Input:
○ ○ ○ ○ ○

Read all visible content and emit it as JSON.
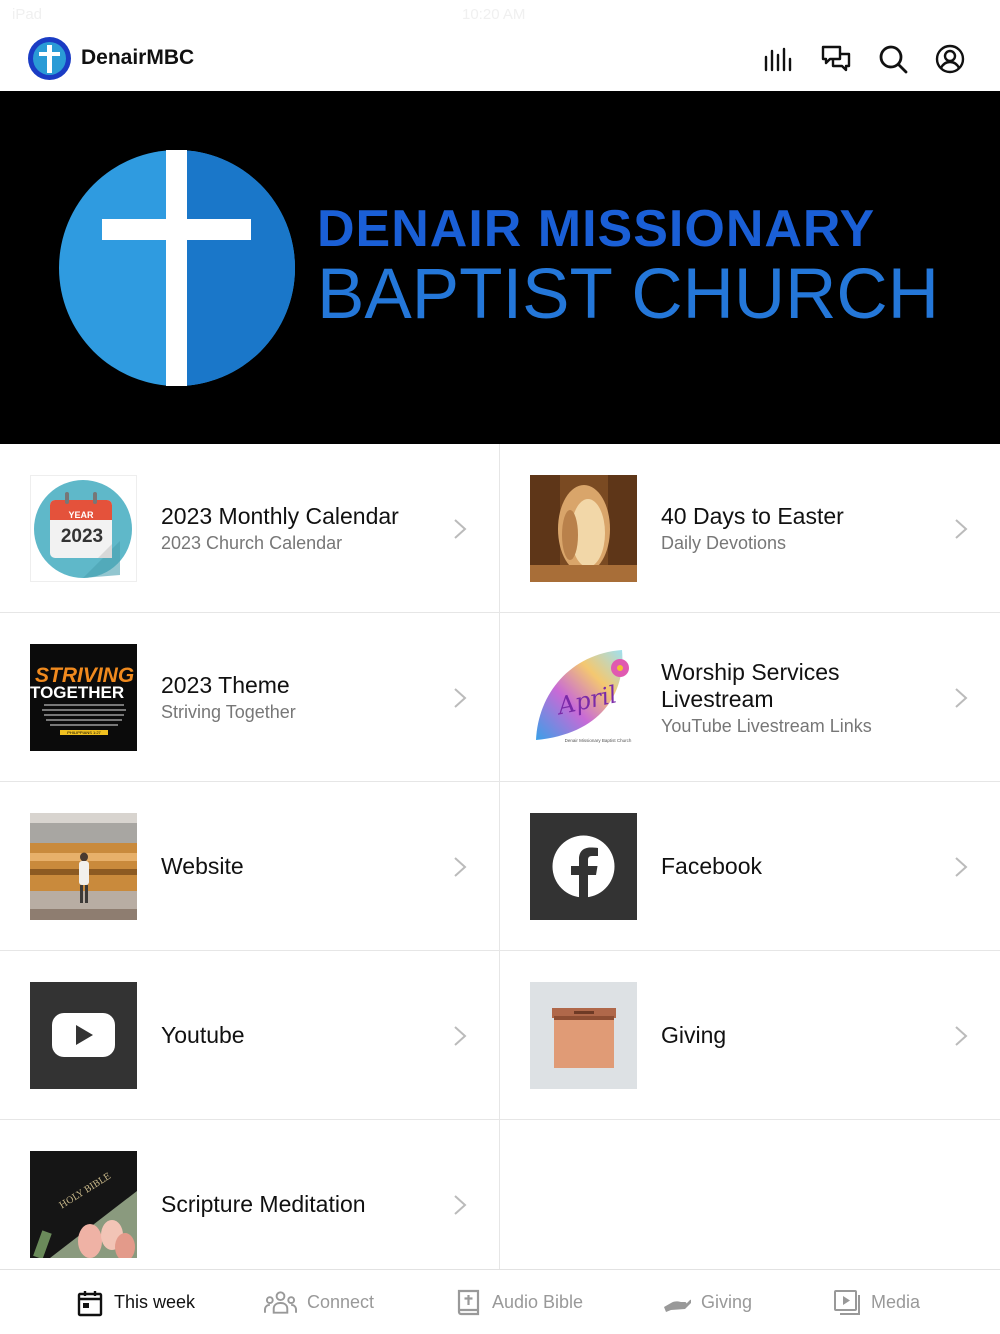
{
  "status_bar": {
    "left": "iPad",
    "time": "10:20 AM"
  },
  "header": {
    "title": "DenairMBC",
    "icons": [
      "bars-chart-icon",
      "chat-icon",
      "search-icon",
      "profile-icon"
    ]
  },
  "banner": {
    "line1": "DENAIR MISSIONARY",
    "line2": "BAPTIST CHURCH",
    "colors": {
      "circle": "#2f9be0",
      "text": "#1a5fd6",
      "background": "#000000"
    }
  },
  "tiles": [
    {
      "title": "2023 Monthly Calendar",
      "subtitle": "2023 Church Calendar",
      "thumb": "calendar-2023",
      "thumb_text_year": "YEAR",
      "thumb_text_num": "2023"
    },
    {
      "title": "40 Days to Easter",
      "subtitle": "Daily Devotions",
      "thumb": "empty-tomb"
    },
    {
      "title": "2023 Theme",
      "subtitle": "Striving Together",
      "thumb": "striving-together",
      "thumb_text_1": "STRIVING",
      "thumb_text_2": "TOGETHER",
      "thumb_text_3": "PHILIPPIANS 1:27"
    },
    {
      "title": "Worship Services Livestream",
      "subtitle": "YouTube Livestream Links",
      "thumb": "april-leaf",
      "thumb_text_1": "April",
      "thumb_text_2": "Denair Missionary Baptist Church"
    },
    {
      "title": "Website",
      "subtitle": "",
      "thumb": "train-station"
    },
    {
      "title": "Facebook",
      "subtitle": "",
      "thumb": "facebook"
    },
    {
      "title": "Youtube",
      "subtitle": "",
      "thumb": "youtube"
    },
    {
      "title": "Giving",
      "subtitle": "",
      "thumb": "offering-box"
    },
    {
      "title": "Scripture Meditation",
      "subtitle": "",
      "thumb": "holy-bible",
      "thumb_text_1": "HOLY BIBLE"
    }
  ],
  "tabs": [
    {
      "label": "This week",
      "icon": "calendar-icon",
      "active": true
    },
    {
      "label": "Connect",
      "icon": "people-icon",
      "active": false
    },
    {
      "label": "Audio Bible",
      "icon": "bible-icon",
      "active": false
    },
    {
      "label": "Giving",
      "icon": "giving-hand-icon",
      "active": false
    },
    {
      "label": "Media",
      "icon": "media-icon",
      "active": false
    }
  ]
}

○ ○ ○ ○ ○

Omit every picture, and otherwise quote the entries exactly.

Read all visible content and emit it as JSON.
{
  "status_bar": {
    "left": "iPad",
    "time": "10:20 AM"
  },
  "header": {
    "title": "DenairMBC",
    "icons": [
      "bars-chart-icon",
      "chat-icon",
      "search-icon",
      "profile-icon"
    ]
  },
  "banner": {
    "line1": "DENAIR MISSIONARY",
    "line2": "BAPTIST CHURCH",
    "colors": {
      "circle": "#2f9be0",
      "text": "#1a5fd6",
      "background": "#000000"
    }
  },
  "tiles": [
    {
      "title": "2023 Monthly Calendar",
      "subtitle": "2023 Church Calendar",
      "thumb": "calendar-2023",
      "thumb_text_year": "YEAR",
      "thumb_text_num": "2023"
    },
    {
      "title": "40 Days to Easter",
      "subtitle": "Daily Devotions",
      "thumb": "empty-tomb"
    },
    {
      "title": "2023 Theme",
      "subtitle": "Striving Together",
      "thumb": "striving-together",
      "thumb_text_1": "STRIVING",
      "thumb_text_2": "TOGETHER",
      "thumb_text_3": "PHILIPPIANS 1:27"
    },
    {
      "title": "Worship Services Livestream",
      "subtitle": "YouTube Livestream Links",
      "thumb": "april-leaf",
      "thumb_text_1": "April",
      "thumb_text_2": "Denair Missionary Baptist Church"
    },
    {
      "title": "Website",
      "subtitle": "",
      "thumb": "train-station"
    },
    {
      "title": "Facebook",
      "subtitle": "",
      "thumb": "facebook"
    },
    {
      "title": "Youtube",
      "subtitle": "",
      "thumb": "youtube"
    },
    {
      "title": "Giving",
      "subtitle": "",
      "thumb": "offering-box"
    },
    {
      "title": "Scripture Meditation",
      "subtitle": "",
      "thumb": "holy-bible",
      "thumb_text_1": "HOLY BIBLE"
    }
  ],
  "tabs": [
    {
      "label": "This week",
      "icon": "calendar-icon",
      "active": true
    },
    {
      "label": "Connect",
      "icon": "people-icon",
      "active": false
    },
    {
      "label": "Audio Bible",
      "icon": "bible-icon",
      "active": false
    },
    {
      "label": "Giving",
      "icon": "giving-hand-icon",
      "active": false
    },
    {
      "label": "Media",
      "icon": "media-icon",
      "active": false
    }
  ]
}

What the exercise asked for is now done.